◆ **WHAT YOU ARE ASKED TO DO**: Pull every line containing "radio" out of the material below.
#### DATA SHOWN ####
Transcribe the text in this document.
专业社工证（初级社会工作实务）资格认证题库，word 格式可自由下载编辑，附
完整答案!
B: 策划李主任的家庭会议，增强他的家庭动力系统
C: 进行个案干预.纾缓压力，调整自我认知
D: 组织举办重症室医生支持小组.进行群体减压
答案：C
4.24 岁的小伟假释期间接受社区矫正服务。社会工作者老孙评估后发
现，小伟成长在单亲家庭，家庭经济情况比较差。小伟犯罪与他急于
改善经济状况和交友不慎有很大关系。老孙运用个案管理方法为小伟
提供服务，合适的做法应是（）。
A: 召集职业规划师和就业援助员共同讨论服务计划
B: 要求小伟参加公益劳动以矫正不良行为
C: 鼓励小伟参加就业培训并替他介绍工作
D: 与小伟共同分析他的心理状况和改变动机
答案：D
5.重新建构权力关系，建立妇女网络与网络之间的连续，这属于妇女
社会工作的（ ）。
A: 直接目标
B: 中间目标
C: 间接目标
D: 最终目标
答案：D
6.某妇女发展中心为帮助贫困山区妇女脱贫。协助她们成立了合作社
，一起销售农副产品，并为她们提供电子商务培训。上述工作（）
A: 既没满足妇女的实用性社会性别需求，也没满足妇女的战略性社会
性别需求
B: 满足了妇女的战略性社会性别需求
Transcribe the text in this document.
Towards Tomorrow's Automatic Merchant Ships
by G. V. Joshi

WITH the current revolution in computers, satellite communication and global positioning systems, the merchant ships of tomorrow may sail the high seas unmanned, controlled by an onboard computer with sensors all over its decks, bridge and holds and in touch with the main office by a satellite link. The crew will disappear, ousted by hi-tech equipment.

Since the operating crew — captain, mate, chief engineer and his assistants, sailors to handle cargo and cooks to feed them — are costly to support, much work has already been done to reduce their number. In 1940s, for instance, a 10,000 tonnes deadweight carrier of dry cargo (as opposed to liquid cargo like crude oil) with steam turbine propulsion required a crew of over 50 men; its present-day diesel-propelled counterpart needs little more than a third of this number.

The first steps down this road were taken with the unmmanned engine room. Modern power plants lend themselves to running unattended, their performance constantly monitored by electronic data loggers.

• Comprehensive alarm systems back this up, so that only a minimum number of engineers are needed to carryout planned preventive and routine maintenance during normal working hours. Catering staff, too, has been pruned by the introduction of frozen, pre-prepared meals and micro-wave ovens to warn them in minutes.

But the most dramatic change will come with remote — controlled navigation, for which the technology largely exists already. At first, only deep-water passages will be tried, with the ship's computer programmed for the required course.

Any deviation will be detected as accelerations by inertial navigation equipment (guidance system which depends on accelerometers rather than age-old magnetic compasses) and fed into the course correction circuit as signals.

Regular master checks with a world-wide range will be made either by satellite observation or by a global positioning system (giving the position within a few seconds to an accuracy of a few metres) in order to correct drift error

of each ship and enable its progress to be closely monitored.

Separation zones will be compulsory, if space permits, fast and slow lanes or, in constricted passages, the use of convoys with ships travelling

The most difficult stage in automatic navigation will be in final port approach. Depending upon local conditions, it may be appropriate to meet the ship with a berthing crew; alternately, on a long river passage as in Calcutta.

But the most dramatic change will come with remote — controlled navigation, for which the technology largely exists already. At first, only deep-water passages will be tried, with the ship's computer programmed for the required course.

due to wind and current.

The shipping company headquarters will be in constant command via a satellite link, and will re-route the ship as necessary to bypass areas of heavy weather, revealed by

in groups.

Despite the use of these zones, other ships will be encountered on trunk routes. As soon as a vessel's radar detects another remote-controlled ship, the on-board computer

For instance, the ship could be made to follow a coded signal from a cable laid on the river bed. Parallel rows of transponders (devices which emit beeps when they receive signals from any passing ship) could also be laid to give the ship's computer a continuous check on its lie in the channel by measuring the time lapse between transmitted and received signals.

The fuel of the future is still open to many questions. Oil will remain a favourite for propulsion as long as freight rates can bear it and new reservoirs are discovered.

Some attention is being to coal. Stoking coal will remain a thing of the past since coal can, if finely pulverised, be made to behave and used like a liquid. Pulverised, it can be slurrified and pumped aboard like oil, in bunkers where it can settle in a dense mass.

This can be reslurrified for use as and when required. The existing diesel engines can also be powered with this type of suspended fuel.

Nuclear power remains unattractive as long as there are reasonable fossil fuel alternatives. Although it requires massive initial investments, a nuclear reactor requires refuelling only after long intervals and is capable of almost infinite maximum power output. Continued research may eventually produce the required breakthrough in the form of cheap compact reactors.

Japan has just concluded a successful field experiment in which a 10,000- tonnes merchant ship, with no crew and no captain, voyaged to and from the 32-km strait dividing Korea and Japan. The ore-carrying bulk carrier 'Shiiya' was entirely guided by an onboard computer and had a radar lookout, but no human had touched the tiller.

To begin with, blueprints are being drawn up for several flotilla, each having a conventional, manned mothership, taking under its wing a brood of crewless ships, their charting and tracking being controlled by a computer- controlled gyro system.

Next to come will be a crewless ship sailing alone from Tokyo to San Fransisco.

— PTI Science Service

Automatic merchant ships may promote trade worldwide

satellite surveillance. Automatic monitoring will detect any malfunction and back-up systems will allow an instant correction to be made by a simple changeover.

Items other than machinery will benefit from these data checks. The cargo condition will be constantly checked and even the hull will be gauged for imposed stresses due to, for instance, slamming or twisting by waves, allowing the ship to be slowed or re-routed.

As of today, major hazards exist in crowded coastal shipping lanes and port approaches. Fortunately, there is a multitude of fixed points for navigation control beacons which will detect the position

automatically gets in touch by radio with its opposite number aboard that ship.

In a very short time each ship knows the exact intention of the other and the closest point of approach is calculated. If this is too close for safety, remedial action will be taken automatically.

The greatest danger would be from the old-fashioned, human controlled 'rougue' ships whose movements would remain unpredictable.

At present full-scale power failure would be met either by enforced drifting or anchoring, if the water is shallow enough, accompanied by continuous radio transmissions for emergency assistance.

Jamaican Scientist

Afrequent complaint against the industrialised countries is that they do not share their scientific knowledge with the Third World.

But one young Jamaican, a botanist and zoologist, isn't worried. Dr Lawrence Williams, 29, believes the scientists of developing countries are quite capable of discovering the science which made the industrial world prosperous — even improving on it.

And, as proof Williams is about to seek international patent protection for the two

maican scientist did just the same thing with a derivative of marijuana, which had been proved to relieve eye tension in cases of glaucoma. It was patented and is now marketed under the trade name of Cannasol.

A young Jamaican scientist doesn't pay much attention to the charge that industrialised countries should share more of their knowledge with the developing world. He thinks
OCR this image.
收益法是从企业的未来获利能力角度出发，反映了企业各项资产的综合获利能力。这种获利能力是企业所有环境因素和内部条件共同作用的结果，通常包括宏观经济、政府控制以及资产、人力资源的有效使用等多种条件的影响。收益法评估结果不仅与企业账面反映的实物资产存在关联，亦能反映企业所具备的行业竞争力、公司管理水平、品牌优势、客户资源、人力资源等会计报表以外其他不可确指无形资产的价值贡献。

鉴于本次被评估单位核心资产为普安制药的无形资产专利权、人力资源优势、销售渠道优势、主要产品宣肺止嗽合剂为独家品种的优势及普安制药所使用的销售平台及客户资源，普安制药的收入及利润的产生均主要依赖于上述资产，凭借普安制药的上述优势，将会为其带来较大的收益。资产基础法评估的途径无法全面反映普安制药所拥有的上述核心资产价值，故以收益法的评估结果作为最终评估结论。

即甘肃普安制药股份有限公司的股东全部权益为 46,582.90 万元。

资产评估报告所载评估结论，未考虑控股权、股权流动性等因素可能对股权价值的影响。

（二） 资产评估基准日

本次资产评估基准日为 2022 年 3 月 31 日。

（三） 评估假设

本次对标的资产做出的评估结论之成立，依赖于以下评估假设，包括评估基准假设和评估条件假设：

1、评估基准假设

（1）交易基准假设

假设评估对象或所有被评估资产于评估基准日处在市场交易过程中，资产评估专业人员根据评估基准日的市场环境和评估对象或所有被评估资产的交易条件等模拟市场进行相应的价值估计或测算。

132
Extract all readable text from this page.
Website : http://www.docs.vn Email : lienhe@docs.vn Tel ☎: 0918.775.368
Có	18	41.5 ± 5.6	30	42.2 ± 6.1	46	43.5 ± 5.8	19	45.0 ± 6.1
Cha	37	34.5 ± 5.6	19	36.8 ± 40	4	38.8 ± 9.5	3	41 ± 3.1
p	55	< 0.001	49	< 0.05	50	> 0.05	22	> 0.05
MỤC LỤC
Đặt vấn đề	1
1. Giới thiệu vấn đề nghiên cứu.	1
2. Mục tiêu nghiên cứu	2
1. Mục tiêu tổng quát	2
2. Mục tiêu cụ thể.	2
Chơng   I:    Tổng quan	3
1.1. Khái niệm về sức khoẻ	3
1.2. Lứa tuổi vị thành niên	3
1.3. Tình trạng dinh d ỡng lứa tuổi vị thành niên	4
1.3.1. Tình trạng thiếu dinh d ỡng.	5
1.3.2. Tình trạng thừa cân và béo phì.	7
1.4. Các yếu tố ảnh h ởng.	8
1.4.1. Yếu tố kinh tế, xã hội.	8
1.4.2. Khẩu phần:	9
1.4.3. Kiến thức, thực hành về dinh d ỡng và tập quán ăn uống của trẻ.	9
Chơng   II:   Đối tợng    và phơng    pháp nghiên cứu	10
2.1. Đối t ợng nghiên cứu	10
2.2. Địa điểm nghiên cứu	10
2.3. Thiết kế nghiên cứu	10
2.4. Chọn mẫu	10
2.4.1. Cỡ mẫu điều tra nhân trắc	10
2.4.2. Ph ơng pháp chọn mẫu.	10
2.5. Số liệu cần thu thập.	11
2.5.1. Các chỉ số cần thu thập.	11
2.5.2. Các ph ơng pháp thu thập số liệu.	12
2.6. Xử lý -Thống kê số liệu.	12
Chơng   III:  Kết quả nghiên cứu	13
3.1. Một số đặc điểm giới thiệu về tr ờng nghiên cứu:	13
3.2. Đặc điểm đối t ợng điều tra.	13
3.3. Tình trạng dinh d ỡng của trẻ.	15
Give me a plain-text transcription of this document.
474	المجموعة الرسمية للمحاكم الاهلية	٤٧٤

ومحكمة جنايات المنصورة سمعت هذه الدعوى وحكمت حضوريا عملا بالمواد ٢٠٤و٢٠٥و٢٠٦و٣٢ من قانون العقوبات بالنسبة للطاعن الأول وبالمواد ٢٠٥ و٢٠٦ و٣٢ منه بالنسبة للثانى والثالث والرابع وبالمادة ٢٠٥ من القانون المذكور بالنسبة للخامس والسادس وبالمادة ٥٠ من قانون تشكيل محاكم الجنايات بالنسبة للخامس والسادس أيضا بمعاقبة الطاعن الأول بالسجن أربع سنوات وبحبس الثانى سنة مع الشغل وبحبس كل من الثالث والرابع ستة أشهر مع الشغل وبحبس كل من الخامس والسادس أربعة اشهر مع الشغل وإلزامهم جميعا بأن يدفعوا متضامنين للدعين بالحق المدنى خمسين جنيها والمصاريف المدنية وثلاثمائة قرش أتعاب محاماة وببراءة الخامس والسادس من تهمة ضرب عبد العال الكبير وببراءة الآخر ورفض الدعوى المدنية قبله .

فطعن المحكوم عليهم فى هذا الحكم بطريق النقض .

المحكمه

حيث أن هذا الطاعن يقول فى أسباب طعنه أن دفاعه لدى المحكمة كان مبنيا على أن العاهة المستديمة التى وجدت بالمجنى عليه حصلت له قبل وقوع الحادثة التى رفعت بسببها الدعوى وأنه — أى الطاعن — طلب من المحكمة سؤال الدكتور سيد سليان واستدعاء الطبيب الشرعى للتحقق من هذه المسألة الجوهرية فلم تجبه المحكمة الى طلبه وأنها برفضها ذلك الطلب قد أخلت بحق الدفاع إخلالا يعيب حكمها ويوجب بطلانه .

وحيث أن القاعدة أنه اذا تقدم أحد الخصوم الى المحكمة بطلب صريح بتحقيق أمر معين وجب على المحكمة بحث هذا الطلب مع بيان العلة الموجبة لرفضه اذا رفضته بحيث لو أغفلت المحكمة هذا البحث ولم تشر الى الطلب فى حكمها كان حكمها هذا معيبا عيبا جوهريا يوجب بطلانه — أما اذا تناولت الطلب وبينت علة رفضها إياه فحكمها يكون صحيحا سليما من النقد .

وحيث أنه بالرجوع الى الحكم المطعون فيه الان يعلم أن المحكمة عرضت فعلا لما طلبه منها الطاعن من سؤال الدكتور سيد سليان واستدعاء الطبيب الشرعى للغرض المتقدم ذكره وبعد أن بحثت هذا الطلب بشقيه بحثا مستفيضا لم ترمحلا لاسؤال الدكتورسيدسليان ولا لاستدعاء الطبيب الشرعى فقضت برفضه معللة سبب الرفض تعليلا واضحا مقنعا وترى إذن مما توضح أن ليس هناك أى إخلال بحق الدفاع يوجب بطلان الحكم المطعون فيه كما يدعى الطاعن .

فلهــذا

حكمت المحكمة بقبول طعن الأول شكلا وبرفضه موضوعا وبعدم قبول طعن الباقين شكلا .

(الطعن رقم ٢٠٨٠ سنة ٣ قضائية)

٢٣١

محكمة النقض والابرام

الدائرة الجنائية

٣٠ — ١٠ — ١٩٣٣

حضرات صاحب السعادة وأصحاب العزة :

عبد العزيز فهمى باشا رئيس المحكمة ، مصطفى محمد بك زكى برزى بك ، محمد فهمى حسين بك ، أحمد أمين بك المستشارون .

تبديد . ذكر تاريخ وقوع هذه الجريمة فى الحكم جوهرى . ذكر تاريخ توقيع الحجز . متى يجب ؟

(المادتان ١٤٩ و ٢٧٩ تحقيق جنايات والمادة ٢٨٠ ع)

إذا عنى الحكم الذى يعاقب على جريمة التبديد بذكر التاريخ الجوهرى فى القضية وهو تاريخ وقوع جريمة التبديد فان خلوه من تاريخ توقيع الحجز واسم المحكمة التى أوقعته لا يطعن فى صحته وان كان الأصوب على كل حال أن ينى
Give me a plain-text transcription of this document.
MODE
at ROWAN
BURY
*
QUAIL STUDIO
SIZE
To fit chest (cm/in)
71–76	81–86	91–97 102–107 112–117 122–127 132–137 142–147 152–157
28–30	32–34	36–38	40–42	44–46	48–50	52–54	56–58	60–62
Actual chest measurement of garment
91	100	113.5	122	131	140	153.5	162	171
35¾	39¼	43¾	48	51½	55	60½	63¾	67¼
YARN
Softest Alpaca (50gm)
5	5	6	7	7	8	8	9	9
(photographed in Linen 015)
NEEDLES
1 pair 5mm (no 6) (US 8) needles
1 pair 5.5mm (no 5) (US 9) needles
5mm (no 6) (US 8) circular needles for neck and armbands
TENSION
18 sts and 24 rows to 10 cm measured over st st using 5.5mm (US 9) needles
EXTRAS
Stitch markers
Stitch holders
####
◆ **TASK ANSWER**:
automatically gets in touch by radio with its opposite number aboard that ship.
At present full-scale power failure would be met either by enforced drifting or anchoring, if the water is shallow enough, accompanied by continuous radio transmissions for emergency assistance.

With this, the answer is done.